WRITTEN INSTRUCTION: What follows is a set of entries. Give them again exactly, without the pictures.

── ENTRIES PROVIDED ──

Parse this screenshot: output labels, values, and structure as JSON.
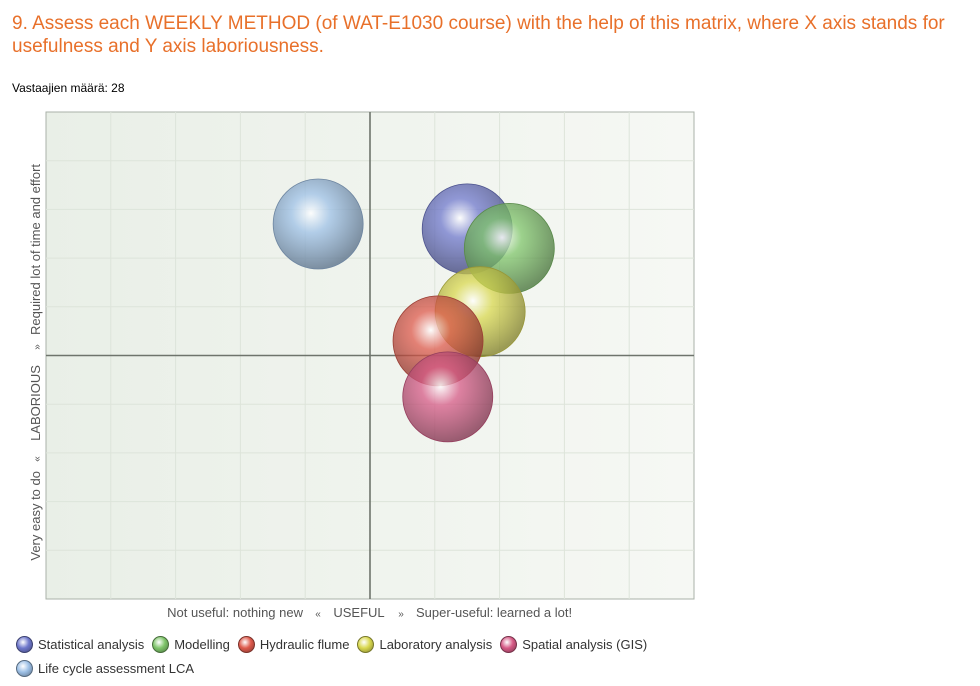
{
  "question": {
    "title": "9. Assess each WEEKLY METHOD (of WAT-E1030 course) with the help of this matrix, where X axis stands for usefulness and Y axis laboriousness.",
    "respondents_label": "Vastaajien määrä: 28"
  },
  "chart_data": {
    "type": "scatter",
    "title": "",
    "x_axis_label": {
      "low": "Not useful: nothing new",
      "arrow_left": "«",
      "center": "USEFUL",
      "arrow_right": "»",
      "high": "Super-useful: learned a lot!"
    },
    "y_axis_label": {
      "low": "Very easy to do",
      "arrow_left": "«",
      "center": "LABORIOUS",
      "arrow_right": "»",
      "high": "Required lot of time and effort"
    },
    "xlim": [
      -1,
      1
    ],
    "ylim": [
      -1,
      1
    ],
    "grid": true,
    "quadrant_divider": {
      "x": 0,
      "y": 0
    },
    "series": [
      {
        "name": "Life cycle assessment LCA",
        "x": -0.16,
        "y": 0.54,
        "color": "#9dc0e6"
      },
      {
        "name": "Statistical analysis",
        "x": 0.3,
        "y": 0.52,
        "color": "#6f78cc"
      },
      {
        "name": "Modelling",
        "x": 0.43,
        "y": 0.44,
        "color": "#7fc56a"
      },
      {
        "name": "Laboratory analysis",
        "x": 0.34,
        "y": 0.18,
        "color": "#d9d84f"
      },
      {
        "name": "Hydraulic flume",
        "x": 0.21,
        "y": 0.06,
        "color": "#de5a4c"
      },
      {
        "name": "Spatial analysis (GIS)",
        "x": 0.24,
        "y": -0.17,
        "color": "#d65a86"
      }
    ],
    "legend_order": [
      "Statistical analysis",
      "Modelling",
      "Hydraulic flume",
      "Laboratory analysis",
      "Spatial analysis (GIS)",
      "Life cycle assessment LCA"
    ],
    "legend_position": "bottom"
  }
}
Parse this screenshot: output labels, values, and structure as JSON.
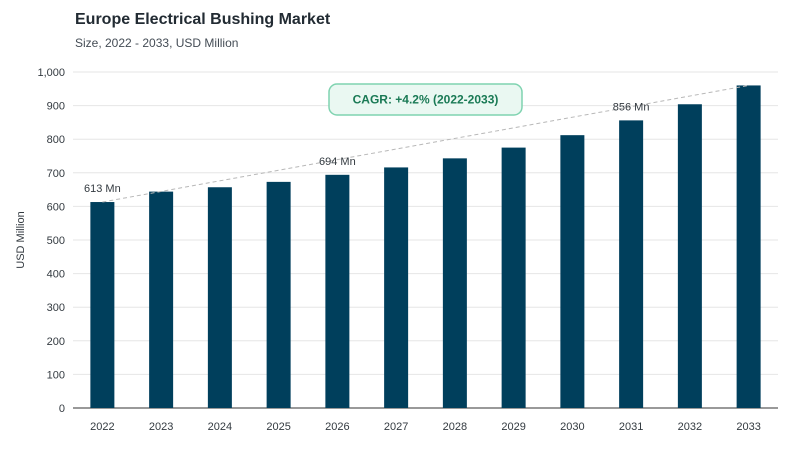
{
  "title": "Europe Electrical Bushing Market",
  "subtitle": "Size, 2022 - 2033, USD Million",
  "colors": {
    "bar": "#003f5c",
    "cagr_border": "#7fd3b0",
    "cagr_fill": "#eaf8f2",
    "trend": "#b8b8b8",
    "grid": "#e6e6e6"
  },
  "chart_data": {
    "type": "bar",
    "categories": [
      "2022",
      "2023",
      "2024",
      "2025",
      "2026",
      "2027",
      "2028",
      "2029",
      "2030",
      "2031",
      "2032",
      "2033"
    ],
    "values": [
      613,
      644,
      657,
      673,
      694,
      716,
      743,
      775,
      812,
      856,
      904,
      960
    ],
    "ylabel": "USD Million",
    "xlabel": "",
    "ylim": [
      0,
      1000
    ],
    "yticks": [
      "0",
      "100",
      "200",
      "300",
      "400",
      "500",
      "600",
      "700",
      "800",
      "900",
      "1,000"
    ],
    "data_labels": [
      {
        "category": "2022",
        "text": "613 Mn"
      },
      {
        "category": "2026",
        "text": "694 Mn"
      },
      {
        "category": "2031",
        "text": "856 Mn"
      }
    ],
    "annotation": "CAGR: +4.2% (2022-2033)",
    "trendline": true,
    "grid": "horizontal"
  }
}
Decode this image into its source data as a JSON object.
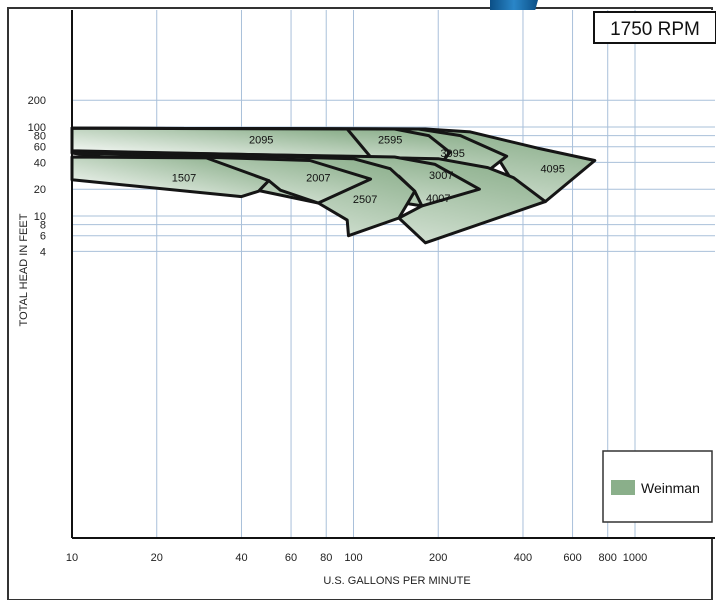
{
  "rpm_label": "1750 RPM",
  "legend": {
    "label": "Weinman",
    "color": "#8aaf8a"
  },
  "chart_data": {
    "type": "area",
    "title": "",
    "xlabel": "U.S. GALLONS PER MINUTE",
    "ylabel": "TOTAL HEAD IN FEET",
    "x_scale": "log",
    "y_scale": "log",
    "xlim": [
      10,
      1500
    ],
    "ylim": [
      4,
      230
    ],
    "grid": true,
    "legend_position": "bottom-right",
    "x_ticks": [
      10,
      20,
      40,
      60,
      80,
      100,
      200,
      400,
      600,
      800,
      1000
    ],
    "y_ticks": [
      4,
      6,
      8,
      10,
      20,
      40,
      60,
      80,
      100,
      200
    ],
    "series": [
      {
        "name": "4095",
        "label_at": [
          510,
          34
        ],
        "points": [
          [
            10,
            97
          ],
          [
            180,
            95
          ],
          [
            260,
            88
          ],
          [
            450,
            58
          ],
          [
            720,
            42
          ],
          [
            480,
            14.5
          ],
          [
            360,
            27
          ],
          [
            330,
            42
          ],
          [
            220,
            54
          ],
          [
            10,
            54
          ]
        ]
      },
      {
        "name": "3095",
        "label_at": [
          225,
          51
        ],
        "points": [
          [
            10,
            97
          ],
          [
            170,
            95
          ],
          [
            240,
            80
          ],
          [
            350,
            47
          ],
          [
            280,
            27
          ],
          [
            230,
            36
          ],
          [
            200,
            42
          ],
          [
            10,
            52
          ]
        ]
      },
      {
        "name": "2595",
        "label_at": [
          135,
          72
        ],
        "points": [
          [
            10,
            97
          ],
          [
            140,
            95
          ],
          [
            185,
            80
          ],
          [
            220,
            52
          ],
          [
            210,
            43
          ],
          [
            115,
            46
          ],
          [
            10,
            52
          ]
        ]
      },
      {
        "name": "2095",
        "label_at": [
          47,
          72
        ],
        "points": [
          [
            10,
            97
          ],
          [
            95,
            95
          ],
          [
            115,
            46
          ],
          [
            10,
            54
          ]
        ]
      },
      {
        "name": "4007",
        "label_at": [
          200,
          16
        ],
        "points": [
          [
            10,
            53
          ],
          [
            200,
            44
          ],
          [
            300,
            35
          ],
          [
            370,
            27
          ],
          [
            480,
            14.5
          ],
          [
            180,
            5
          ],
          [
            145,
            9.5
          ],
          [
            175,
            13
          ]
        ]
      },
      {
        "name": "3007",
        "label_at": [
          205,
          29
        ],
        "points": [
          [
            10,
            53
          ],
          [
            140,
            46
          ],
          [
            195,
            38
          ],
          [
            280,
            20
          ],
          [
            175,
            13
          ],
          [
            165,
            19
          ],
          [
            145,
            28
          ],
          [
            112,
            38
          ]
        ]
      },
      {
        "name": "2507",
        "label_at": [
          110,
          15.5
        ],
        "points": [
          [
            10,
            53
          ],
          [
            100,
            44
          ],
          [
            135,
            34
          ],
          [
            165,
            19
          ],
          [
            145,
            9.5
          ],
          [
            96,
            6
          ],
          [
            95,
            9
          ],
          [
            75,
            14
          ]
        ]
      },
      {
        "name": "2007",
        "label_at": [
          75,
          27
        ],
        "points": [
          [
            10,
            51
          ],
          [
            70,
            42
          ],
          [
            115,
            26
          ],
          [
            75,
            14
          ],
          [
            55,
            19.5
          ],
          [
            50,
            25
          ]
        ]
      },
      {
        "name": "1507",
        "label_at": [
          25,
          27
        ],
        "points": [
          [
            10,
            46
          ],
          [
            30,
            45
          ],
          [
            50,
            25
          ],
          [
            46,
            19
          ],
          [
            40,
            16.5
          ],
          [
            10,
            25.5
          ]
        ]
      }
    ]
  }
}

───

EXERCISE SOLUTION:
Parse this screenshot: output labels, values, and structure as JSON.
{
  "question": {
    "title": "9. Assess each WEEKLY METHOD (of WAT-E1030 course) with the help of this matrix, where X axis stands for usefulness and Y axis laboriousness.",
    "respondents_label": "Vastaajien määrä: 28"
  },
  "chart_data": {
    "type": "scatter",
    "title": "",
    "x_axis_label": {
      "low": "Not useful: nothing new",
      "arrow_left": "«",
      "center": "USEFUL",
      "arrow_right": "»",
      "high": "Super-useful: learned a lot!"
    },
    "y_axis_label": {
      "low": "Very easy to do",
      "arrow_left": "«",
      "center": "LABORIOUS",
      "arrow_right": "»",
      "high": "Required lot of time and effort"
    },
    "xlim": [
      -1,
      1
    ],
    "ylim": [
      -1,
      1
    ],
    "grid": true,
    "quadrant_divider": {
      "x": 0,
      "y": 0
    },
    "series": [
      {
        "name": "Life cycle assessment LCA",
        "x": -0.16,
        "y": 0.54,
        "color": "#9dc0e6"
      },
      {
        "name": "Statistical analysis",
        "x": 0.3,
        "y": 0.52,
        "color": "#6f78cc"
      },
      {
        "name": "Modelling",
        "x": 0.43,
        "y": 0.44,
        "color": "#7fc56a"
      },
      {
        "name": "Laboratory analysis",
        "x": 0.34,
        "y": 0.18,
        "color": "#d9d84f"
      },
      {
        "name": "Hydraulic flume",
        "x": 0.21,
        "y": 0.06,
        "color": "#de5a4c"
      },
      {
        "name": "Spatial analysis (GIS)",
        "x": 0.24,
        "y": -0.17,
        "color": "#d65a86"
      }
    ],
    "legend_order": [
      "Statistical analysis",
      "Modelling",
      "Hydraulic flume",
      "Laboratory analysis",
      "Spatial analysis (GIS)",
      "Life cycle assessment LCA"
    ],
    "legend_position": "bottom"
  }
}
Parse this screenshot: output labels, values, and structure as JSON.
{
  "title": "Europe Electrical Bushing Market",
  "subtitle": "Size, 2022 - 2033, USD Million",
  "colors": {
    "bar": "#003f5c",
    "cagr_border": "#7fd3b0",
    "cagr_fill": "#eaf8f2",
    "trend": "#b8b8b8",
    "grid": "#e6e6e6"
  },
  "chart_data": {
    "type": "bar",
    "categories": [
      "2022",
      "2023",
      "2024",
      "2025",
      "2026",
      "2027",
      "2028",
      "2029",
      "2030",
      "2031",
      "2032",
      "2033"
    ],
    "values": [
      613,
      644,
      657,
      673,
      694,
      716,
      743,
      775,
      812,
      856,
      904,
      960
    ],
    "ylabel": "USD Million",
    "xlabel": "",
    "ylim": [
      0,
      1000
    ],
    "yticks": [
      "0",
      "100",
      "200",
      "300",
      "400",
      "500",
      "600",
      "700",
      "800",
      "900",
      "1,000"
    ],
    "data_labels": [
      {
        "category": "2022",
        "text": "613 Mn"
      },
      {
        "category": "2026",
        "text": "694 Mn"
      },
      {
        "category": "2031",
        "text": "856 Mn"
      }
    ],
    "annotation": "CAGR: +4.2% (2022-2033)",
    "trendline": true,
    "grid": "horizontal"
  }
}
Decode this image into its source data as a JSON object.
{
  "rpm_label": "1750 RPM",
  "legend": {
    "label": "Weinman",
    "color": "#8aaf8a"
  },
  "chart_data": {
    "type": "area",
    "title": "",
    "xlabel": "U.S. GALLONS PER MINUTE",
    "ylabel": "TOTAL HEAD IN FEET",
    "x_scale": "log",
    "y_scale": "log",
    "xlim": [
      10,
      1500
    ],
    "ylim": [
      4,
      230
    ],
    "grid": true,
    "legend_position": "bottom-right",
    "x_ticks": [
      10,
      20,
      40,
      60,
      80,
      100,
      200,
      400,
      600,
      800,
      1000
    ],
    "y_ticks": [
      4,
      6,
      8,
      10,
      20,
      40,
      60,
      80,
      100,
      200
    ],
    "series": [
      {
        "name": "4095",
        "label_at": [
          510,
          34
        ],
        "points": [
          [
            10,
            97
          ],
          [
            180,
            95
          ],
          [
            260,
            88
          ],
          [
            450,
            58
          ],
          [
            720,
            42
          ],
          [
            480,
            14.5
          ],
          [
            360,
            27
          ],
          [
            330,
            42
          ],
          [
            220,
            54
          ],
          [
            10,
            54
          ]
        ]
      },
      {
        "name": "3095",
        "label_at": [
          225,
          51
        ],
        "points": [
          [
            10,
            97
          ],
          [
            170,
            95
          ],
          [
            240,
            80
          ],
          [
            350,
            47
          ],
          [
            280,
            27
          ],
          [
            230,
            36
          ],
          [
            200,
            42
          ],
          [
            10,
            52
          ]
        ]
      },
      {
        "name": "2595",
        "label_at": [
          135,
          72
        ],
        "points": [
          [
            10,
            97
          ],
          [
            140,
            95
          ],
          [
            185,
            80
          ],
          [
            220,
            52
          ],
          [
            210,
            43
          ],
          [
            115,
            46
          ],
          [
            10,
            52
          ]
        ]
      },
      {
        "name": "2095",
        "label_at": [
          47,
          72
        ],
        "points": [
          [
            10,
            97
          ],
          [
            95,
            95
          ],
          [
            115,
            46
          ],
          [
            10,
            54
          ]
        ]
      },
      {
        "name": "4007",
        "label_at": [
          200,
          16
        ],
        "points": [
          [
            10,
            53
          ],
          [
            200,
            44
          ],
          [
            300,
            35
          ],
          [
            370,
            27
          ],
          [
            480,
            14.5
          ],
          [
            180,
            5
          ],
          [
            145,
            9.5
          ],
          [
            175,
            13
          ]
        ]
      },
      {
        "name": "3007",
        "label_at": [
          205,
          29
        ],
        "points": [
          [
            10,
            53
          ],
          [
            140,
            46
          ],
          [
            195,
            38
          ],
          [
            280,
            20
          ],
          [
            175,
            13
          ],
          [
            165,
            19
          ],
          [
            145,
            28
          ],
          [
            112,
            38
          ]
        ]
      },
      {
        "name": "2507",
        "label_at": [
          110,
          15.5
        ],
        "points": [
          [
            10,
            53
          ],
          [
            100,
            44
          ],
          [
            135,
            34
          ],
          [
            165,
            19
          ],
          [
            145,
            9.5
          ],
          [
            96,
            6
          ],
          [
            95,
            9
          ],
          [
            75,
            14
          ]
        ]
      },
      {
        "name": "2007",
        "label_at": [
          75,
          27
        ],
        "points": [
          [
            10,
            51
          ],
          [
            70,
            42
          ],
          [
            115,
            26
          ],
          [
            75,
            14
          ],
          [
            55,
            19.5
          ],
          [
            50,
            25
          ]
        ]
      },
      {
        "name": "1507",
        "label_at": [
          25,
          27
        ],
        "points": [
          [
            10,
            46
          ],
          [
            30,
            45
          ],
          [
            50,
            25
          ],
          [
            46,
            19
          ],
          [
            40,
            16.5
          ],
          [
            10,
            25.5
          ]
        ]
      }
    ]
  }
}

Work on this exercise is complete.